[What is expected] Set each record down exactly, excluding all images.

[Dataset entries]

┄┄┄┄┄┄┄┄┄┄

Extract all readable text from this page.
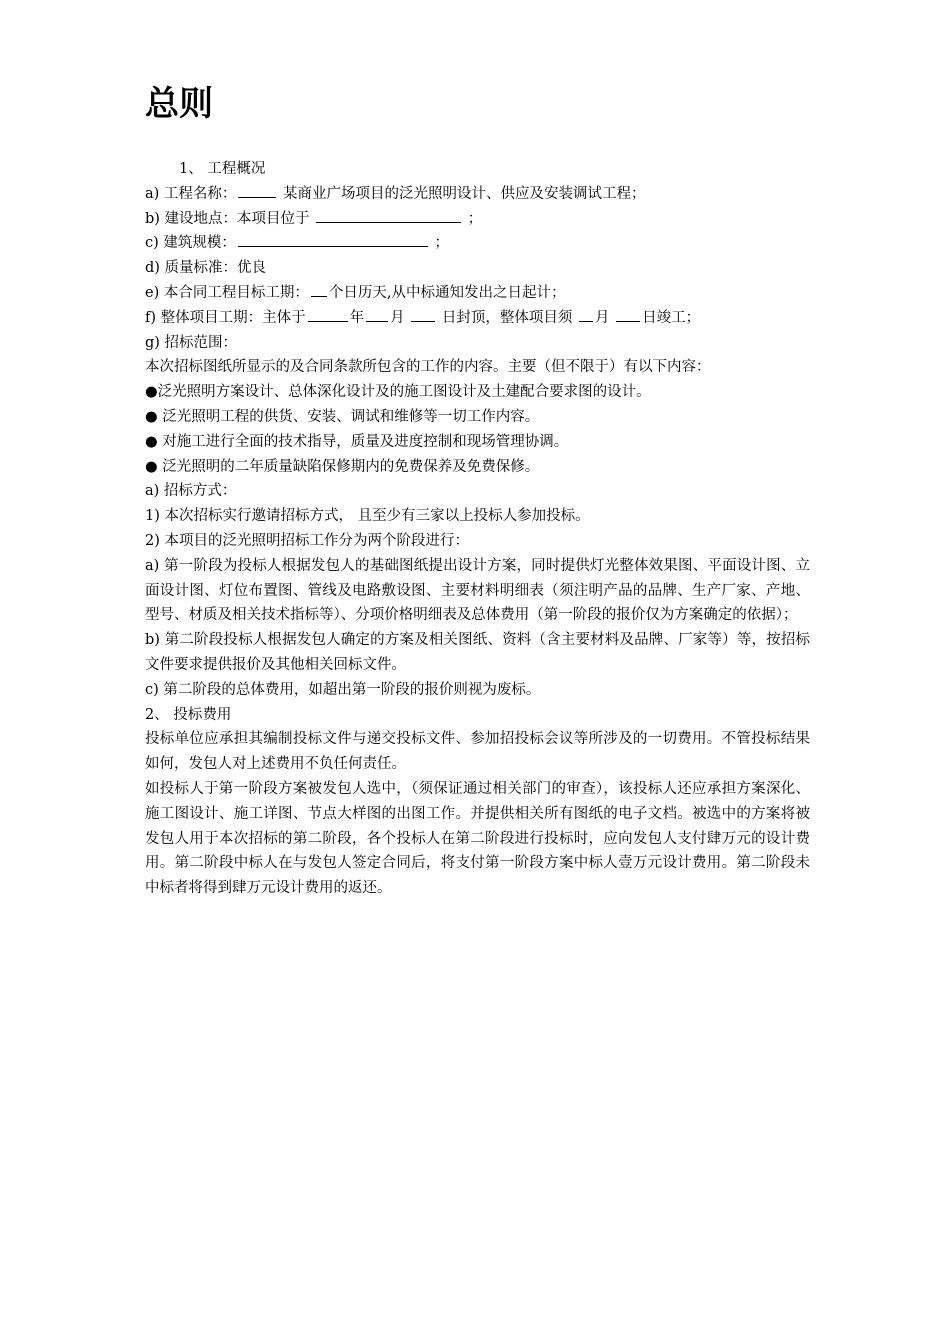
总则
1、 工程概况
a) 工程名称：	某商业广场项目的泛光照明设计、供应及安装调试工程；
b) 建设地点：本项目位于	；
c) 建筑规模：	；
d) 质量标准：优良
e) 本合同工程目标工期： 个日历天,从中标通知发出之日起计；
f) 整体项目工期：主体于	年 月	日封顶，整体项目须 月 日竣工；
g) 招标范围：
本次招标图纸所显示的及合同条款所包含的工作的内容。主要（但不限于）有以下内容：
●泛光照明方案设计、总体深化设计及的施工图设计及土建配合要求图的设计。
● 泛光照明工程的供货、安装、调试和维修等一切工作内容。
● 对施工进行全面的技术指导，质量及进度控制和现场管理协调。
● 泛光照明的二年质量缺陷保修期内的免费保养及免费保修。
a) 招标方式：
1) 本次招标实行邀请招标方式， 且至少有三家以上投标人参加投标。
2) 本项目的泛光照明招标工作分为两个阶段进行：

a) 第一阶段为投标人根据发包人的基础图纸提出设计方案，同时提供灯光整体效果图、平面设计图、立面设计图、灯位布置图、管线及电路敷设图、主要材料明细表（须注明产品的品牌、生产厂家、产地、型号、材质及相关技术指标等）、分项价格明细表及总体费用（第一阶段的报价仅为方案确定的依据）；

b) 第二阶段投标人根据发包人确定的方案及相关图纸、资料（含主要材料及品牌、厂家等）等，按招标文件要求提供报价及其他相关回标文件。

c) 第二阶段的总体费用，如超出第一阶段的报价则视为废标。

2、 投标费用

投标单位应承担其编制投标文件与递交投标文件、参加招投标会议等所涉及的一切费用。不管投标结果如何，发包人对上述费用不负任何责任。

如投标人于第一阶段方案被发包人选中，（须保证通过相关部门的审查），该投标人还应承担方案深化、施工图设计、施工详图、节点大样图的出图工作。并提供相关所有图纸的电子文档。被选中的方案将被发包人用于本次招标的第二阶段，各个投标人在第二阶段进行投标时，应向发包人支付肆万元的设计费用。第二阶段中标人在与发包人签定合同后，将支付第一阶段方案中标人壹万元设计费用。第二阶段未中标者将得到肆万元设计费用的返还。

┄┄┄┄┄┄┄┄┄┄

[Complete response]
Extract all readable text from this page.
总则
1、 工程概况
a) 工程名称：	某商业广场项目的泛光照明设计、供应及安装调试工程；
b) 建设地点：本项目位于	；
c) 建筑规模：	；
d) 质量标准：优良
e) 本合同工程目标工期： 个日历天,从中标通知发出之日起计；
f) 整体项目工期：主体于	年 月	日封顶，整体项目须 月 日竣工；
g) 招标范围：
本次招标图纸所显示的及合同条款所包含的工作的内容。主要（但不限于）有以下内容：
●泛光照明方案设计、总体深化设计及的施工图设计及土建配合要求图的设计。
● 泛光照明工程的供货、安装、调试和维修等一切工作内容。
● 对施工进行全面的技术指导，质量及进度控制和现场管理协调。
● 泛光照明的二年质量缺陷保修期内的免费保养及免费保修。
a) 招标方式：
1) 本次招标实行邀请招标方式， 且至少有三家以上投标人参加投标。
2) 本项目的泛光照明招标工作分为两个阶段进行：

a) 第一阶段为投标人根据发包人的基础图纸提出设计方案，同时提供灯光整体效果图、平面设计图、立面设计图、灯位布置图、管线及电路敷设图、主要材料明细表（须注明产品的品牌、生产厂家、产地、型号、材质及相关技术指标等）、分项价格明细表及总体费用（第一阶段的报价仅为方案确定的依据）；

b) 第二阶段投标人根据发包人确定的方案及相关图纸、资料（含主要材料及品牌、厂家等）等，按招标文件要求提供报价及其他相关回标文件。

c) 第二阶段的总体费用，如超出第一阶段的报价则视为废标。

2、 投标费用

投标单位应承担其编制投标文件与递交投标文件、参加招投标会议等所涉及的一切费用。不管投标结果如何，发包人对上述费用不负任何责任。

如投标人于第一阶段方案被发包人选中，（须保证通过相关部门的审查），该投标人还应承担方案深化、施工图设计、施工详图、节点大样图的出图工作。并提供相关所有图纸的电子文档。被选中的方案将被发包人用于本次招标的第二阶段，各个投标人在第二阶段进行投标时，应向发包人支付肆万元的设计费用。第二阶段中标人在与发包人签定合同后，将支付第一阶段方案中标人壹万元设计费用。第二阶段未中标者将得到肆万元设计费用的返还。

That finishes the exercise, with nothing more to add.